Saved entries
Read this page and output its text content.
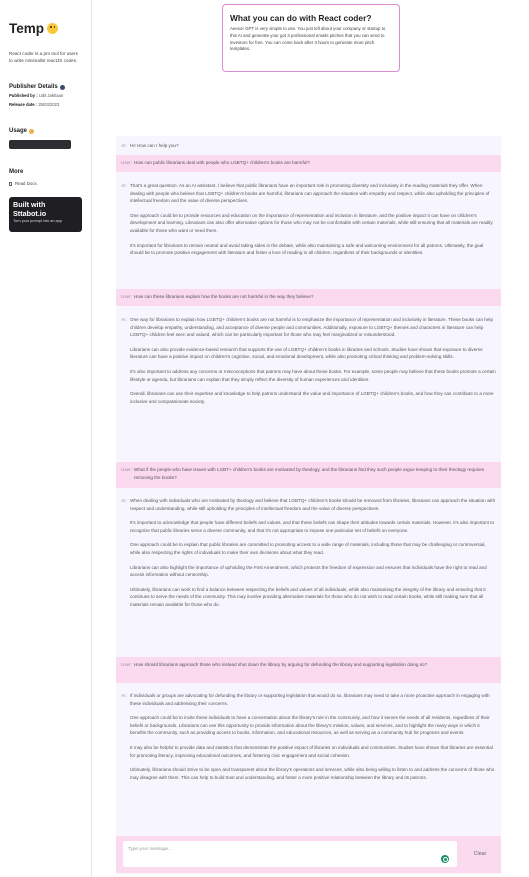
Temp
React coder is a pro tool for users to write minimalist reactJS codes.
Publisher Details
Published by : Udit Jakhaan
Release date : 25/03/2023
Usage
More
Read Docs
Built with
Sttabot.io
Turn your prompt into an app
What you can do with React coder?

Aeesor GPT is very simple to use. You just tell about your company or startup to this AI and generate your got 3 professional emails pitches that you can send to investors for free. You can come back after 3 hours to generate more pitch templates.

AI: Hi! How can I help you?
User: How can public librarians deal with people who LGBTQ+ children's books are harmful?
AI: That's a great question. As an AI assistant, I believe that public librarians have an important role in promoting diversity and inclusivity in the reading materials they offer. When dealing with people who believe that LGBTQ+ children's books are harmful, librarians can approach the situation with empathy and respect, while also upholding the principles of intellectual freedom and the value of diverse perspectives.

One approach could be to provide resources and education on the importance of representation and inclusion in literature, and the positive impact it can have on children's development and learning. Librarians can also offer alternative options for those who may not be comfortable with certain materials, while still ensuring that all materials are readily available for those who want or need them.

It's important for librarians to remain neutral and avoid taking sides in the debate, while also maintaining a safe and welcoming environment for all patrons. Ultimately, the goal should be to promote positive engagement with literature and foster a love of reading in all children, regardless of their backgrounds or identities.

User: How can these librarians explain how the books are not harmful in the way they believe?
AI: One way for librarians to explain how LGBTQ+ children's books are not harmful is to emphasize the importance of representation and inclusivity in literature. These books can help children develop empathy, understanding, and acceptance of diverse people and communities. Additionally, exposure to LGBTQ+ themes and characters in literature can help LGBTQ+ children feel seen and valued, which can be particularly important for those who may feel marginalized or misunderstood.

Librarians can also provide evidence-based research that supports the use of LGBTQ+ children's books in libraries and schools. Studies have shown that exposure to diverse literature can have a positive impact on children's cognitive, social, and emotional development, while also promoting critical thinking and problem-solving skills.

It's also important to address any concerns or misconceptions that patrons may have about these books. For example, some people may believe that these books promote a certain lifestyle or agenda, but librarians can explain that they simply reflect the diversity of human experiences and identities.

Overall, librarians can use their expertise and knowledge to help patrons understand the value and importance of LGBTQ+ children's books, and how they can contribute to a more inclusive and compassionate society.

User: What if the people who have issues with LGBT+ children's books are motivated by theology, and the librarians find they such people argue keeping to their theology requires removing the books?
AI: When dealing with individuals who are motivated by theology and believe that LGBTQ+ children's books should be removed from libraries, librarians can approach the situation with respect and understanding, while still upholding the principles of intellectual freedom and the value of diverse perspectives.

It's important to acknowledge that people have different beliefs and values, and that these beliefs can shape their attitudes towards certain materials. However, it's also important to recognize that public libraries serve a diverse community, and that it's not appropriate to impose one particular set of beliefs on everyone.

One approach could be to explain that public libraries are committed to promoting access to a wide range of materials, including those that may be challenging or controversial, while also respecting the rights of individuals to make their own decisions about what they read.

Librarians can also highlight the importance of upholding the First Amendment, which protects the freedom of expression and ensures that individuals have the right to read and access information without censorship.

Ultimately, librarians can work to find a balance between respecting the beliefs and values of all individuals, while also maintaining the integrity of the library and ensuring that it continues to serve the needs of the community. This may involve providing alternative materials for those who do not wish to read certain books, while still making sure that all materials remain available for those who do.

User: How should librarians approach those who instead shut down the library by arguing for defunding the library and supporting legislation doing so?
AI: If individuals or groups are advocating for defunding the library or supporting legislation that would do so, librarians may need to take a more proactive approach in engaging with these individuals and addressing their concerns.

One approach could be to invite these individuals to have a conversation about the library's role in the community, and how it serves the needs of all residents, regardless of their beliefs or backgrounds. Librarians can use this opportunity to provide information about the library's mission, values, and services, and to highlight the many ways in which it benefits the community, such as providing access to books, information, and educational resources, as well as serving as a community hub for programs and events.

It may also be helpful to provide data and statistics that demonstrate the positive impact of libraries on individuals and communities. Studies have shown that libraries are essential for promoting literacy, improving educational outcomes, and fostering civic engagement and social cohesion.

Ultimately, librarians should strive to be open and transparent about the library's operations and services, while also being willing to listen to and address the concerns of those who may disagree with them. This can help to build trust and understanding, and foster a more positive relationship between the library and its patrons.

Type your message...
Clear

### What this task involves
Extract from the material all lines containing the string "coder".

### Answer for the task
React coder is a pro tool for users to write minimalist reactJS codes.
What you can do with React coder?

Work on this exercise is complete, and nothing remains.